Dataset records
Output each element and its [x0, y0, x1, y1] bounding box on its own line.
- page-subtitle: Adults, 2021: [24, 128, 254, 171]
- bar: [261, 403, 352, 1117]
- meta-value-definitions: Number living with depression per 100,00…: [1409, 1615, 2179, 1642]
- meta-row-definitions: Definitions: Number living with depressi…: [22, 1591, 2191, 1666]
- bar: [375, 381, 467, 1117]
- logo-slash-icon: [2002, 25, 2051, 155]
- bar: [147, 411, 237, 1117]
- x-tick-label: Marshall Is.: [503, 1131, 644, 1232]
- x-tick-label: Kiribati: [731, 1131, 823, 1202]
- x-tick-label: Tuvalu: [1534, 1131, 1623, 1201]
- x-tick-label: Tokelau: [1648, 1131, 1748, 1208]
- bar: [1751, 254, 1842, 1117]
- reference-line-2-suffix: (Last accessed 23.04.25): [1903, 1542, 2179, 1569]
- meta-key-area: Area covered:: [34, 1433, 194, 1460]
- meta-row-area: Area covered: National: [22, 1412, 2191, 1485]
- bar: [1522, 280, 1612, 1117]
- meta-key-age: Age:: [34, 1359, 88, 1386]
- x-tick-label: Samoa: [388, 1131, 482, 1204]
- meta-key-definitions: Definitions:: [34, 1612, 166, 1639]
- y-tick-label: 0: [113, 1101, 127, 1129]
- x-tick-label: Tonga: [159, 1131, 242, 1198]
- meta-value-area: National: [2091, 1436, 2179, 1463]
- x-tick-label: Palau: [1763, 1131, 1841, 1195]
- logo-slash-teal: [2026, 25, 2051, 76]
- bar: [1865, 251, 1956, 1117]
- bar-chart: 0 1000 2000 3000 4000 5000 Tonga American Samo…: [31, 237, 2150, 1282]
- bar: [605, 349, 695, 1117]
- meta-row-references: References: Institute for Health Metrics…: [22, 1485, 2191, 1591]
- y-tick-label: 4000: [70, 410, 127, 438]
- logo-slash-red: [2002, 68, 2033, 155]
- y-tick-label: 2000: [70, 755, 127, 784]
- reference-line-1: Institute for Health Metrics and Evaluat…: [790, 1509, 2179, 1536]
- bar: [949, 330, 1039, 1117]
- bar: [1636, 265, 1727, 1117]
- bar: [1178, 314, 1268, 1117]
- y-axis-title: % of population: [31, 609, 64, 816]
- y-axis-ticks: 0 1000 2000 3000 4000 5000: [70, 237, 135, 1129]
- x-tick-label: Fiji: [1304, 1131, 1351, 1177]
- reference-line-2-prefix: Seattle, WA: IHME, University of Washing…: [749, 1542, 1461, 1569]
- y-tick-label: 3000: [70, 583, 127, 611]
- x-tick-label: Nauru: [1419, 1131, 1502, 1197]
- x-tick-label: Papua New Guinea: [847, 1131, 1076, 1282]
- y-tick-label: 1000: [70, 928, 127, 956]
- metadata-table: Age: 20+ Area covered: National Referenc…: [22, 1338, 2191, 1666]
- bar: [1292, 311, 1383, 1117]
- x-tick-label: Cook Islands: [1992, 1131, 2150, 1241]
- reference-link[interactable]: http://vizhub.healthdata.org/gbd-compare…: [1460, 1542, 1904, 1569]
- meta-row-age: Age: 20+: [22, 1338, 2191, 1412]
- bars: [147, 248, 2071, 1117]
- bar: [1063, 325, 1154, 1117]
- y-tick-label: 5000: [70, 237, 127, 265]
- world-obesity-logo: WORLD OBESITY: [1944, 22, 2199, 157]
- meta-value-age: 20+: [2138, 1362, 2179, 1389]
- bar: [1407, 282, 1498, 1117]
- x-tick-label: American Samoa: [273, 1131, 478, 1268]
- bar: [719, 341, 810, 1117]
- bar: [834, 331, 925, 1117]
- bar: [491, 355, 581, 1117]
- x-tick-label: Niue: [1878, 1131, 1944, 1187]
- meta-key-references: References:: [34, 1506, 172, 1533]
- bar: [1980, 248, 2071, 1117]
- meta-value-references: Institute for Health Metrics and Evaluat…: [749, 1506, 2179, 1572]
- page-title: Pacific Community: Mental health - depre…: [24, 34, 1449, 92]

Required task:
Can you duplicate every line of the material, from its very first line down through the line that contains "- x-tick-label: Tonga: [159, 1131, 242, 1198]", with both ends included?

The completed task:
Output each element and its [x0, y0, x1, y1] bounding box on its own line.
- page-subtitle: Adults, 2021: [24, 128, 254, 171]
- bar: [261, 403, 352, 1117]
- meta-value-definitions: Number living with depression per 100,00…: [1409, 1615, 2179, 1642]
- meta-row-definitions: Definitions: Number living with depressi…: [22, 1591, 2191, 1666]
- bar: [375, 381, 467, 1117]
- logo-slash-icon: [2002, 25, 2051, 155]
- bar: [147, 411, 237, 1117]
- x-tick-label: Marshall Is.: [503, 1131, 644, 1232]
- x-tick-label: Kiribati: [731, 1131, 823, 1202]
- x-tick-label: Tuvalu: [1534, 1131, 1623, 1201]
- x-tick-label: Tokelau: [1648, 1131, 1748, 1208]
- bar: [1751, 254, 1842, 1117]
- reference-line-2-suffix: (Last accessed 23.04.25): [1903, 1542, 2179, 1569]
- meta-key-area: Area covered:: [34, 1433, 194, 1460]
- meta-row-area: Area covered: National: [22, 1412, 2191, 1485]
- bar: [1522, 280, 1612, 1117]
- meta-key-age: Age:: [34, 1359, 88, 1386]
- x-tick-label: Samoa: [388, 1131, 482, 1204]
- meta-key-definitions: Definitions:: [34, 1612, 166, 1639]
- y-tick-label: 0: [113, 1101, 127, 1129]
- x-tick-label: Tonga: [159, 1131, 242, 1198]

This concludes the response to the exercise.